#### [STATED TASK]
Gather every line in the records below that contains the word "Владимир".

#### [WORKING DATA]

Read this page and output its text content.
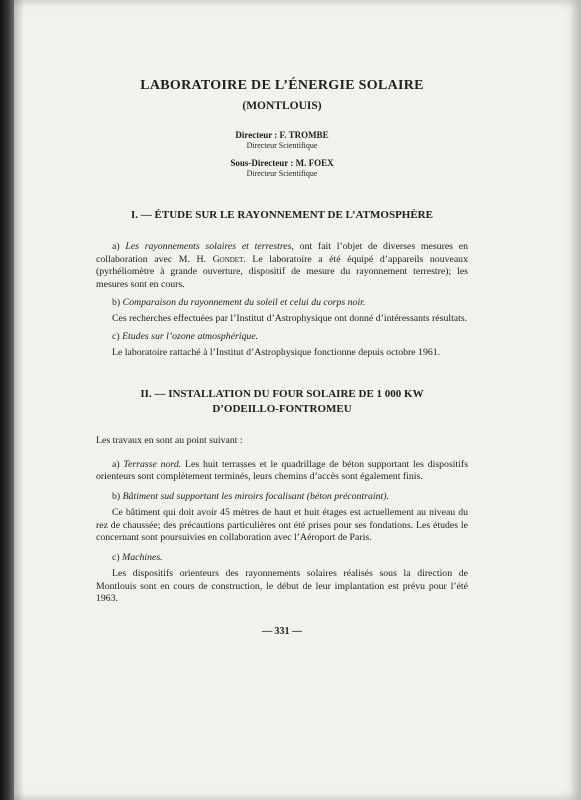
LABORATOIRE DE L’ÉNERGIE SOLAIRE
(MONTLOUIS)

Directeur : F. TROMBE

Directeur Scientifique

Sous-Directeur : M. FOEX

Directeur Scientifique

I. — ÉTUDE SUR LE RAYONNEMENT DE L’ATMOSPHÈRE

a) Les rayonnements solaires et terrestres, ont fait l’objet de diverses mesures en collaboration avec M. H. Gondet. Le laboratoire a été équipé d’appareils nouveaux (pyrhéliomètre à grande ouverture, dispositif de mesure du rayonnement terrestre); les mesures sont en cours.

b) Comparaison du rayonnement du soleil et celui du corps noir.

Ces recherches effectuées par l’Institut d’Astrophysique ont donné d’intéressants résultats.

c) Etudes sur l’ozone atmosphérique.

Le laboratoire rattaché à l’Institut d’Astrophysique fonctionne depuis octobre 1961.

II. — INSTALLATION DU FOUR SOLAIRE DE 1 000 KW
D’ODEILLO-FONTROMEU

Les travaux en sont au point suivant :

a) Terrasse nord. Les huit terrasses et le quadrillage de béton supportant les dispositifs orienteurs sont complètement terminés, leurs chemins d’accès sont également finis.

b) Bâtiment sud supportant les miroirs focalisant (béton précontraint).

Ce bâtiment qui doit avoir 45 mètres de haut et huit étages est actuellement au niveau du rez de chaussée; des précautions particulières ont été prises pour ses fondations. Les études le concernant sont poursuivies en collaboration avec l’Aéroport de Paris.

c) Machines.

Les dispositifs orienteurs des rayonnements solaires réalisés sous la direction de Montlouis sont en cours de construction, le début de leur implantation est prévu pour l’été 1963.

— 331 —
* * *
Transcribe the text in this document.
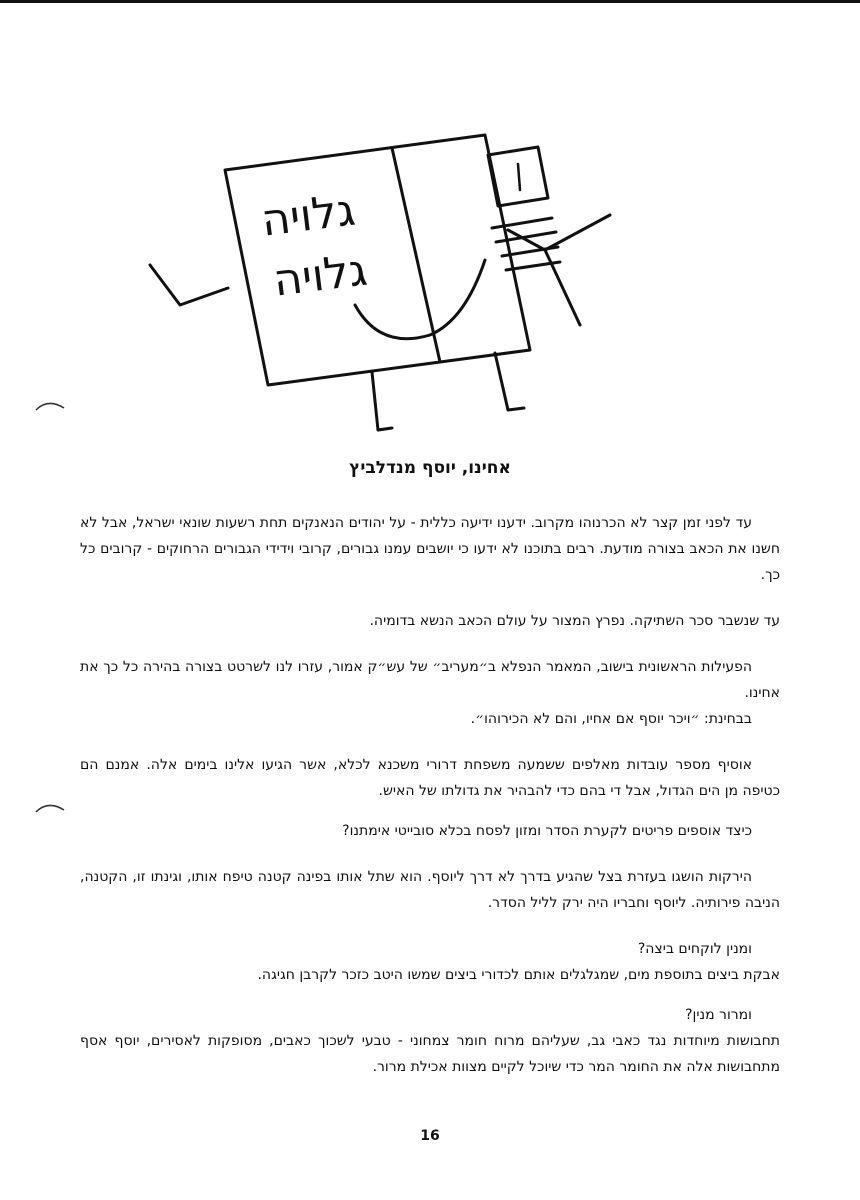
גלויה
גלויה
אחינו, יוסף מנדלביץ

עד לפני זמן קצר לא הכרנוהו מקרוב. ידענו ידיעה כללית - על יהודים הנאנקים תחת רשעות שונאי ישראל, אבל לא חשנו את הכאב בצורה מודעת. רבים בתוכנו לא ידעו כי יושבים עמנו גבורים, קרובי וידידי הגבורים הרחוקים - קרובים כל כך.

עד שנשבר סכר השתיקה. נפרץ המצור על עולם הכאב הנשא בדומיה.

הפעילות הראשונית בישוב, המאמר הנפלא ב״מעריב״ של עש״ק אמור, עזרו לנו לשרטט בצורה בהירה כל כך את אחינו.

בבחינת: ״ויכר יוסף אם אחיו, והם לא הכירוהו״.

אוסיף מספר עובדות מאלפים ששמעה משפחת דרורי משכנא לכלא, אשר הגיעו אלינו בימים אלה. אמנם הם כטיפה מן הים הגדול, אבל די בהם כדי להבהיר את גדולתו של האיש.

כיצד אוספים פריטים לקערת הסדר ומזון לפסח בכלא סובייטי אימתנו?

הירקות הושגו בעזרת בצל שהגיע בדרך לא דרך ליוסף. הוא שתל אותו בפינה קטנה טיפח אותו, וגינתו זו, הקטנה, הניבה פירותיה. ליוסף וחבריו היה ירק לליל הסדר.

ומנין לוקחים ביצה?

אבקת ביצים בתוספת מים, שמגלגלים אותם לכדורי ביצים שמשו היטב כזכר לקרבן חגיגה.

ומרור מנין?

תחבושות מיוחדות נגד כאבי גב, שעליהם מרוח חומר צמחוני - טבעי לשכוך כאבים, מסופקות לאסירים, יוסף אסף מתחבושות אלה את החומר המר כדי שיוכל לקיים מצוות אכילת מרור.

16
--
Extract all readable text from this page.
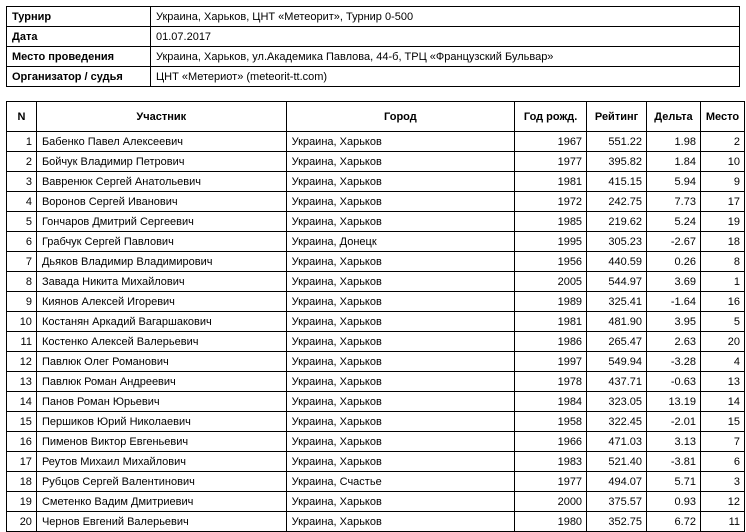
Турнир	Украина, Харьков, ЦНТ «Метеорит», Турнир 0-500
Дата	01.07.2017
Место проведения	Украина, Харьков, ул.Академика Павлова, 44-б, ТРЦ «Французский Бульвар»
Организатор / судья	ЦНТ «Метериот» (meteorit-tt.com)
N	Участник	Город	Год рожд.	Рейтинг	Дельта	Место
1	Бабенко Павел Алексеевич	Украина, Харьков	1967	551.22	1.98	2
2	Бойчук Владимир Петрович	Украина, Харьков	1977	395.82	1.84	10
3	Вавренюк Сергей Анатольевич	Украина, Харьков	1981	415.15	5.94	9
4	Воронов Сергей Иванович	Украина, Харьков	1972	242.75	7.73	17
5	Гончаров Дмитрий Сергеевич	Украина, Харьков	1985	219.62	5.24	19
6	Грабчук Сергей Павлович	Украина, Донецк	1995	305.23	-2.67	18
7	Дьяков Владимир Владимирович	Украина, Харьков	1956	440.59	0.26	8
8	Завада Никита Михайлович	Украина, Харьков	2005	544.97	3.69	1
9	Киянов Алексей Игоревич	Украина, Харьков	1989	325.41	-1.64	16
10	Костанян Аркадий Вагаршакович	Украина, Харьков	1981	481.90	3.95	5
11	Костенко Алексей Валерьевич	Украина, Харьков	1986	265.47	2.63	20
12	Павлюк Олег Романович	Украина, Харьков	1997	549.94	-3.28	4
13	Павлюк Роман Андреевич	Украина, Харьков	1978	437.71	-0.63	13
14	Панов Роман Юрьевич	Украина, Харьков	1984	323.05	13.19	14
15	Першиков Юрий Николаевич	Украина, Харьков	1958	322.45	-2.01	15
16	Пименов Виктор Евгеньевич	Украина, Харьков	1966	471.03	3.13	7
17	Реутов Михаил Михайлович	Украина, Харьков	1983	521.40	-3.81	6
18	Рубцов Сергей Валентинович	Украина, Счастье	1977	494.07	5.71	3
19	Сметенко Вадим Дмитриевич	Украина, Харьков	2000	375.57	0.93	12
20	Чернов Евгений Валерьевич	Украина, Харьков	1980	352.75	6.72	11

#### [EXERCISE RESPONSE]
2	Бойчук Владимир Петрович	Украина, Харьков	1977	395.82	1.84	10
7	Дьяков Владимир Владимирович	Украина, Харьков	1956	440.59	0.26	8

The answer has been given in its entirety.